**Set task**
Your task is to reproduce the material exactly.

**Some records**

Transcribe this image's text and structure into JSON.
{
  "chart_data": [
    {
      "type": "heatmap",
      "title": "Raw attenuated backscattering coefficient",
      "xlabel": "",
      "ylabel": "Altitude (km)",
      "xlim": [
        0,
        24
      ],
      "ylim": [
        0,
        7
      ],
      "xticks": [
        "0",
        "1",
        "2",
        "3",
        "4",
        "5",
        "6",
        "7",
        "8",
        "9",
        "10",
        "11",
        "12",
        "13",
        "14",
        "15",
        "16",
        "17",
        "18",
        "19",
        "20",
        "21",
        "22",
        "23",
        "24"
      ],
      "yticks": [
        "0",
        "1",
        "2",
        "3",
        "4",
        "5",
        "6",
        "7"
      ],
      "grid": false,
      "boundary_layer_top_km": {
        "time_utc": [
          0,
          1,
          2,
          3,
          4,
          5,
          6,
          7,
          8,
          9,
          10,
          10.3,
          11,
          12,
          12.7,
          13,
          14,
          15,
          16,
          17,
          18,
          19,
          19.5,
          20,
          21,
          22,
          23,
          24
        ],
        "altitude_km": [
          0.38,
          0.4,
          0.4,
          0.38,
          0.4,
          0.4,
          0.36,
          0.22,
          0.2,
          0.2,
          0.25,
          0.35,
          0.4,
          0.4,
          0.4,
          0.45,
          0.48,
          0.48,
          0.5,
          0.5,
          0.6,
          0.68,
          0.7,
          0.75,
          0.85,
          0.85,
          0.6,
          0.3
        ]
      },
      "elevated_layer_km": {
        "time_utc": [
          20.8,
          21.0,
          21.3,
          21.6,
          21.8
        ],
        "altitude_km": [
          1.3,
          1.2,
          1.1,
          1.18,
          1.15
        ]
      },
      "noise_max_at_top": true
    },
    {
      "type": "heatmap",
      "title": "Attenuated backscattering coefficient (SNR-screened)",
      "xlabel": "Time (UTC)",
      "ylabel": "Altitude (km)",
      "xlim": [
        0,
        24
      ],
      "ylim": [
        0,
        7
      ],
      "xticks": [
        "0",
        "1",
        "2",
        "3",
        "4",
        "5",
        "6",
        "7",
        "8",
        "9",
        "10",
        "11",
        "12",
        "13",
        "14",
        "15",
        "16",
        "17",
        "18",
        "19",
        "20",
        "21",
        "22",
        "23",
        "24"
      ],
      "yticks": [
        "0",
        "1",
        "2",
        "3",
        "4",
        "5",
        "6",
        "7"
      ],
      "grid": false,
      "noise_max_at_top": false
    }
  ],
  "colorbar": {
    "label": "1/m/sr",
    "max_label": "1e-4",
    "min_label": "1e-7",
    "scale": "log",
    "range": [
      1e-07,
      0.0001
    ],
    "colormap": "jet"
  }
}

**Exercise solution**
Transcribe this image's text and structure into JSON.
{
  "chart_data": [
    {
      "type": "heatmap",
      "title": "Raw attenuated backscattering coefficient",
      "xlabel": "",
      "ylabel": "Altitude (km)",
      "xlim": [
        0,
        24
      ],
      "ylim": [
        0,
        7
      ],
      "xticks": [
        "0",
        "1",
        "2",
        "3",
        "4",
        "5",
        "6",
        "7",
        "8",
        "9",
        "10",
        "11",
        "12",
        "13",
        "14",
        "15",
        "16",
        "17",
        "18",
        "19",
        "20",
        "21",
        "22",
        "23",
        "24"
      ],
      "yticks": [
        "0",
        "1",
        "2",
        "3",
        "4",
        "5",
        "6",
        "7"
      ],
      "grid": false,
      "boundary_layer_top_km": {
        "time_utc": [
          0,
          1,
          2,
          3,
          4,
          5,
          6,
          7,
          8,
          9,
          10,
          10.3,
          11,
          12,
          12.7,
          13,
          14,
          15,
          16,
          17,
          18,
          19,
          19.5,
          20,
          21,
          22,
          23,
          24
        ],
        "altitude_km": [
          0.38,
          0.4,
          0.4,
          0.38,
          0.4,
          0.4,
          0.36,
          0.22,
          0.2,
          0.2,
          0.25,
          0.35,
          0.4,
          0.4,
          0.4,
          0.45,
          0.48,
          0.48,
          0.5,
          0.5,
          0.6,
          0.68,
          0.7,
          0.75,
          0.85,
          0.85,
          0.6,
          0.3
        ]
      },
      "elevated_layer_km": {
        "time_utc": [
          20.8,
          21.0,
          21.3,
          21.6,
          21.8
        ],
        "altitude_km": [
          1.3,
          1.2,
          1.1,
          1.18,
          1.15
        ]
      },
      "noise_max_at_top": true
    },
    {
      "type": "heatmap",
      "title": "Attenuated backscattering coefficient (SNR-screened)",
      "xlabel": "Time (UTC)",
      "ylabel": "Altitude (km)",
      "xlim": [
        0,
        24
      ],
      "ylim": [
        0,
        7
      ],
      "xticks": [
        "0",
        "1",
        "2",
        "3",
        "4",
        "5",
        "6",
        "7",
        "8",
        "9",
        "10",
        "11",
        "12",
        "13",
        "14",
        "15",
        "16",
        "17",
        "18",
        "19",
        "20",
        "21",
        "22",
        "23",
        "24"
      ],
      "yticks": [
        "0",
        "1",
        "2",
        "3",
        "4",
        "5",
        "6",
        "7"
      ],
      "grid": false,
      "noise_max_at_top": false
    }
  ],
  "colorbar": {
    "label": "1/m/sr",
    "max_label": "1e-4",
    "min_label": "1e-7",
    "scale": "log",
    "range": [
      1e-07,
      0.0001
    ],
    "colormap": "jet"
  }
}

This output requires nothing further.